Written problem: Express every line between the one holding "x-tick-label: 2019-11-5 [352, 360, 366, 414]" and the one holding "y-tick-label: 103 [42, 77, 60, 94]", inclusive, as a Markdown table with the columns Row and Line. Leave out blank lines and all other lines of the entries.

⁂

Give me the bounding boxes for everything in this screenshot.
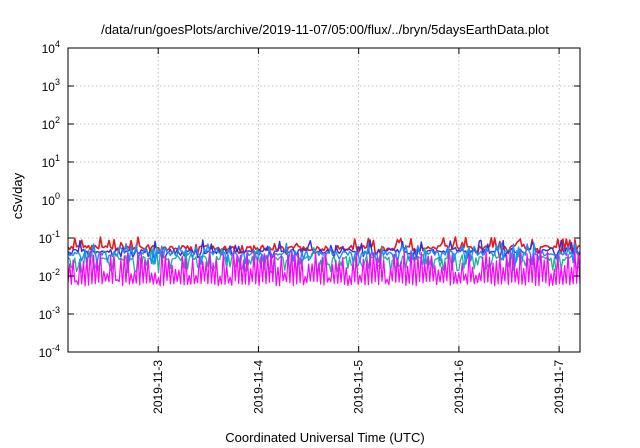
x-tick-label: 2019-11-5 [352, 360, 366, 414]
x-axis-label: Coordinated Universal Time (UTC) [225, 430, 424, 445]
y-tick-label: 10-1 [39, 229, 60, 246]
x-tick-label: 2019-11-4 [251, 360, 265, 414]
y-tick-label: 10-2 [39, 267, 60, 284]
y-tick-label: 102 [42, 115, 60, 132]
y-tick-label: 10-4 [39, 343, 60, 360]
grid [68, 48, 580, 352]
y-tick-label: 104 [42, 39, 60, 56]
y-tick-label: 100 [42, 191, 60, 208]
y-tick-label: 10-3 [39, 305, 60, 322]
x-tick-label: 2019-11-3 [151, 360, 165, 414]
y-tick-label: 101 [42, 153, 60, 170]
x-axis: 2019-11-3 2019-11-4 2019-11-5 2019-11-6 2019… [151, 48, 566, 414]
series-line-4 [67, 242, 581, 266]
y-axis-label: cSv/day [10, 172, 25, 219]
x-tick-label: 2019-11-7 [552, 360, 566, 414]
x-tick-label: 2019-11-6 [452, 360, 466, 414]
chart-title: /data/run/goesPlots/archive/2019-11-07/0… [101, 22, 549, 37]
series-line-5 [67, 250, 581, 287]
data-series [67, 236, 581, 287]
series-line-1 [67, 236, 581, 256]
y-axis: 10-4 10-3 10-2 10-1 100 101 102 103 104 [39, 39, 580, 360]
y-tick-label: 103 [42, 77, 60, 94]
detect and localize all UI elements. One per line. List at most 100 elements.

⁂

Solution:
| Row | Line |
|---|---|
| 1 | x-tick-label: 2019-11-5 [352, 360, 366, 414] |
| 2 | x-axis-label: Coordinated Universal Time (UTC) [225, 430, 424, 445] |
| 3 | y-tick-label: 10-1 [39, 229, 60, 246] |
| 4 | x-tick-label: 2019-11-4 [251, 360, 265, 414] |
| 5 | y-tick-label: 10-2 [39, 267, 60, 284] |
| 6 | y-tick-label: 102 [42, 115, 60, 132] |
| 7 | y-tick-label: 10-4 [39, 343, 60, 360] |
| 8 | grid [68, 48, 580, 352] |
| 9 | y-tick-label: 104 [42, 39, 60, 56] |
| 10 | y-tick-label: 100 [42, 191, 60, 208] |
| 11 | y-tick-label: 10-3 [39, 305, 60, 322] |
| 12 | x-tick-label: 2019-11-3 [151, 360, 165, 414] |
| 13 | y-tick-label: 101 [42, 153, 60, 170] |
| 14 | x-axis: 2019-11-3 2019-11-4 2019-11-5 2019-11-6 2019… [151, 48, 566, 414] |
| 15 | series-line-4 [67, 242, 581, 266] |
| 16 | y-axis-label: cSv/day [10, 172, 25, 219] |
| 17 | x-tick-label: 2019-11-7 [552, 360, 566, 414] |
| 18 | x-tick-label: 2019-11-6 [452, 360, 466, 414] |
| 19 | chart-title: /data/run/goesPlots/archive/2019-11-07/0… [101, 22, 549, 37] |
| 20 | series-line-5 [67, 250, 581, 287] |
| 21 | data-series [67, 236, 581, 287] |
| 22 | series-line-1 [67, 236, 581, 256] |
| 23 | y-axis: 10-4 10-3 10-2 10-1 100 101 102 103 104 [39, 39, 580, 360] |
| 24 | y-tick-label: 103 [42, 77, 60, 94] |